WRITTEN REQUEST. Copy every line of the records below where the word "Sapphire" occurs.

§ §

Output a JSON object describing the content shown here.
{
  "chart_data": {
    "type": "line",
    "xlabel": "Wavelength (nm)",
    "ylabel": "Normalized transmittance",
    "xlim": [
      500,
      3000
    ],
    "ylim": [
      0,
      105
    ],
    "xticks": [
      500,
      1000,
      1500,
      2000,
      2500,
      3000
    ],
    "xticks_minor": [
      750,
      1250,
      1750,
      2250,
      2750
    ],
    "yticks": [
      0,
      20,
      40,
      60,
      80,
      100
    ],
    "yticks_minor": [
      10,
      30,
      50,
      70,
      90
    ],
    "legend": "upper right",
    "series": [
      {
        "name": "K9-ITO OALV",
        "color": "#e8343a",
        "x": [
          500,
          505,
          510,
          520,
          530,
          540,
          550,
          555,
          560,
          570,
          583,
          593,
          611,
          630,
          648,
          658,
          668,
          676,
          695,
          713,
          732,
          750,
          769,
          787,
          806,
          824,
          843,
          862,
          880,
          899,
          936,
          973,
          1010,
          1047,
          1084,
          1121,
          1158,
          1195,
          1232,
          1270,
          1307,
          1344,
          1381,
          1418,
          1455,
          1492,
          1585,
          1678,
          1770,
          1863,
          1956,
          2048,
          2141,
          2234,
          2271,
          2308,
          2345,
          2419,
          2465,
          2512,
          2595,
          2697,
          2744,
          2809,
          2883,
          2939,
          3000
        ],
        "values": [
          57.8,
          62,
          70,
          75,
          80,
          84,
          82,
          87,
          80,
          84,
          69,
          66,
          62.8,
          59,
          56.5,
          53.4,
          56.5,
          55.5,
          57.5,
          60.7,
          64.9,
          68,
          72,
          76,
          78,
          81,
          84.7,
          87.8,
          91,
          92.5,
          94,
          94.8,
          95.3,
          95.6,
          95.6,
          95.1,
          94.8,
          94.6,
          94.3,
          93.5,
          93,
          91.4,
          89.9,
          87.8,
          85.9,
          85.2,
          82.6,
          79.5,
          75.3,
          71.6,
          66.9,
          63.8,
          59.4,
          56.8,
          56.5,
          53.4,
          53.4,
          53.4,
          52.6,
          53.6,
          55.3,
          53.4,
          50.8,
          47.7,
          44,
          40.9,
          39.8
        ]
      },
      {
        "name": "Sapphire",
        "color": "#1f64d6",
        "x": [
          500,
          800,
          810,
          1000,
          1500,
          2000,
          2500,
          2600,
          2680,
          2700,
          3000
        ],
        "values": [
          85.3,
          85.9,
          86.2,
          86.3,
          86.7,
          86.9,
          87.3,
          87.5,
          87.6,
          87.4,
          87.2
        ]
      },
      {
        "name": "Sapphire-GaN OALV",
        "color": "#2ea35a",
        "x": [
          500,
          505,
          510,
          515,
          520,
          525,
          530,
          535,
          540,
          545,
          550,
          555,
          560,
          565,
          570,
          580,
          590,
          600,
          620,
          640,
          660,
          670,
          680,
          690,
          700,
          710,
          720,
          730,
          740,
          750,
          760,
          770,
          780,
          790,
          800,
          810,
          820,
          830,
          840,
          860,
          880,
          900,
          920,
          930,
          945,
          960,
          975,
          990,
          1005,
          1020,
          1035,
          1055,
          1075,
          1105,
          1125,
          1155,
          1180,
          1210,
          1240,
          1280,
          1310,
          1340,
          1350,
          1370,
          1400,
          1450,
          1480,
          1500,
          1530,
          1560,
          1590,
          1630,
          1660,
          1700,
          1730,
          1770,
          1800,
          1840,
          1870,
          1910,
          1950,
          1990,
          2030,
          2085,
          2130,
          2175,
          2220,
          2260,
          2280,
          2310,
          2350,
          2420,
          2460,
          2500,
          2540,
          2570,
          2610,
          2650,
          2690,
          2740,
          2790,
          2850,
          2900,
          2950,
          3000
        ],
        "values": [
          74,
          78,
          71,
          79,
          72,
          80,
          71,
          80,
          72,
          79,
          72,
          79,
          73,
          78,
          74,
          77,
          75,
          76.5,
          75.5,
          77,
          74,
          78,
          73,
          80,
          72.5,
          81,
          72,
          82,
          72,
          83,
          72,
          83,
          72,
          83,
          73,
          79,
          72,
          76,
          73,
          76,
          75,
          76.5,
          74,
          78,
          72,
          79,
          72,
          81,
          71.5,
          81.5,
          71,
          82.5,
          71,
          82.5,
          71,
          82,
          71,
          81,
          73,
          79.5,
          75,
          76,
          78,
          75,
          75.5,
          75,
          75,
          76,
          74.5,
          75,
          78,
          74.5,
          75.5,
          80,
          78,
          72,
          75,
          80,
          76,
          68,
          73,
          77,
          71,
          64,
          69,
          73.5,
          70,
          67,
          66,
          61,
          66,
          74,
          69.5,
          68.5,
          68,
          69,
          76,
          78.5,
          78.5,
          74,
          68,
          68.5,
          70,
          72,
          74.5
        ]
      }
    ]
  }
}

§ §

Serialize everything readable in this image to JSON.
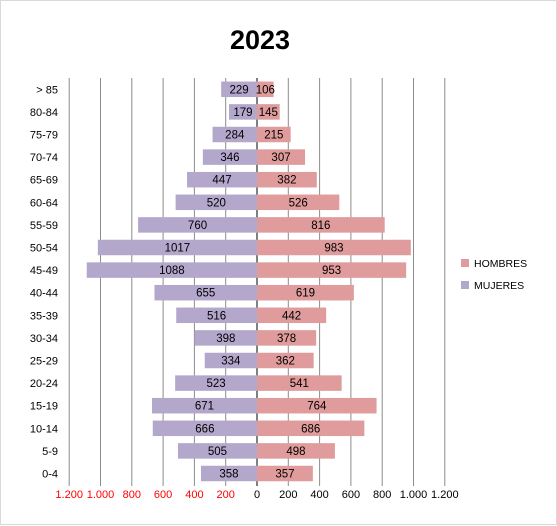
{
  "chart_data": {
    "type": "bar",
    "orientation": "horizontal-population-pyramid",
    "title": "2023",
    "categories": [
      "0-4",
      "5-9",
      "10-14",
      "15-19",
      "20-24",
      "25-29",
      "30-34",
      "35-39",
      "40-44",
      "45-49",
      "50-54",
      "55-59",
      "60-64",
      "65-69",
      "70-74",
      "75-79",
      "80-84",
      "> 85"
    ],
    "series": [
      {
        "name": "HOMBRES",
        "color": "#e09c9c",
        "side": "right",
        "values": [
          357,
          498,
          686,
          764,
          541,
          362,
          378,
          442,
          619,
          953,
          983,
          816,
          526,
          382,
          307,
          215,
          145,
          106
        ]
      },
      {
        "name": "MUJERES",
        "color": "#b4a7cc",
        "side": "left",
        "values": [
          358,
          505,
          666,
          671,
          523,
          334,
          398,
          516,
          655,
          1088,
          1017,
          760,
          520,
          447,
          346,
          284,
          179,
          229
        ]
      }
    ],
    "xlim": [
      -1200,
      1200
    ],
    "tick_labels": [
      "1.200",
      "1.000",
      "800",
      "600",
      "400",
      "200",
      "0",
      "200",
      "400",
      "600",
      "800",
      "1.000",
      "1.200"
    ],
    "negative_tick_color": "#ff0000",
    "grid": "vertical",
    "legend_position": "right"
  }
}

§ §

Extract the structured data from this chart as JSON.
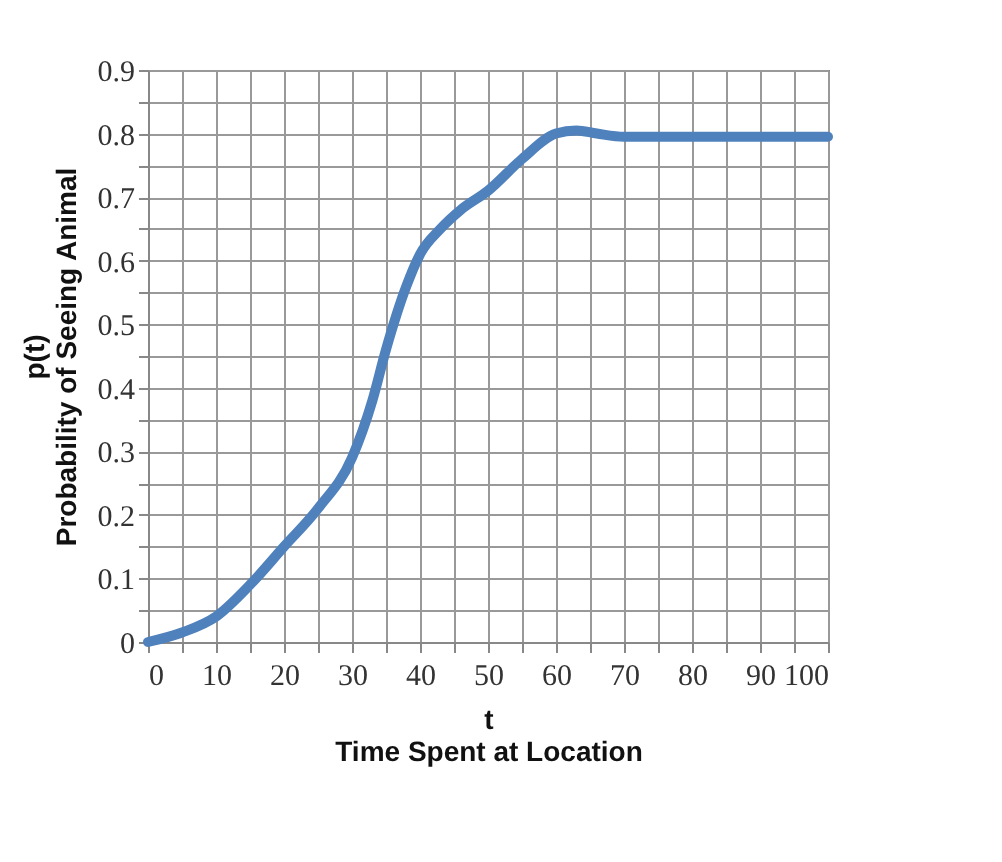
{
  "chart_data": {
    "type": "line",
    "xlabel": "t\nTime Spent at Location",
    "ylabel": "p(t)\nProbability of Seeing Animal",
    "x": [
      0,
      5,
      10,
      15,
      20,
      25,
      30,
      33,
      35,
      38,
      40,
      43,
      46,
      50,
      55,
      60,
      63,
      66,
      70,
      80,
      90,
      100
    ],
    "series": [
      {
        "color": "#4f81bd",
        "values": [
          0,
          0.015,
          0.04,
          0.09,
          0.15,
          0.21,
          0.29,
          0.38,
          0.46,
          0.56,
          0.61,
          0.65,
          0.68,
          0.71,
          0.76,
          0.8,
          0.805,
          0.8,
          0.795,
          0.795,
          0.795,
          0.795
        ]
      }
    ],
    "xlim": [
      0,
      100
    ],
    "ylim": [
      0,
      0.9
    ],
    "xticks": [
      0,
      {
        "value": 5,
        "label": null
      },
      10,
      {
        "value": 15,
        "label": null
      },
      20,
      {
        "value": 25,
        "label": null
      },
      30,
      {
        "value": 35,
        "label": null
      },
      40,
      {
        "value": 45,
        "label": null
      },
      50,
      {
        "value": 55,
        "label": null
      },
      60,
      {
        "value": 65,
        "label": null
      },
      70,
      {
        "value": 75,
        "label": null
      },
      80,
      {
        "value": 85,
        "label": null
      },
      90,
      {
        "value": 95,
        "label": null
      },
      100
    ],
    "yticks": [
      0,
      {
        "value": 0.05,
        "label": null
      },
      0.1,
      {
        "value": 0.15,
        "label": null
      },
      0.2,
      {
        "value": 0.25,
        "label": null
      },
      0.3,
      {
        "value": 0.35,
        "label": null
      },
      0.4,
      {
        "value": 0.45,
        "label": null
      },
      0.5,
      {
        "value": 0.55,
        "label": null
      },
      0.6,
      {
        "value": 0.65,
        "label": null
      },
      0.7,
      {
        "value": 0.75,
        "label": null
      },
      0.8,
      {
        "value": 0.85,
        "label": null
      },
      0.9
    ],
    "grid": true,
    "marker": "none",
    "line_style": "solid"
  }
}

§ §

SOLUTION TO THE PROBLEM.
        "name": "Sapphire",
        "name": "Sapphire-GaN OALV",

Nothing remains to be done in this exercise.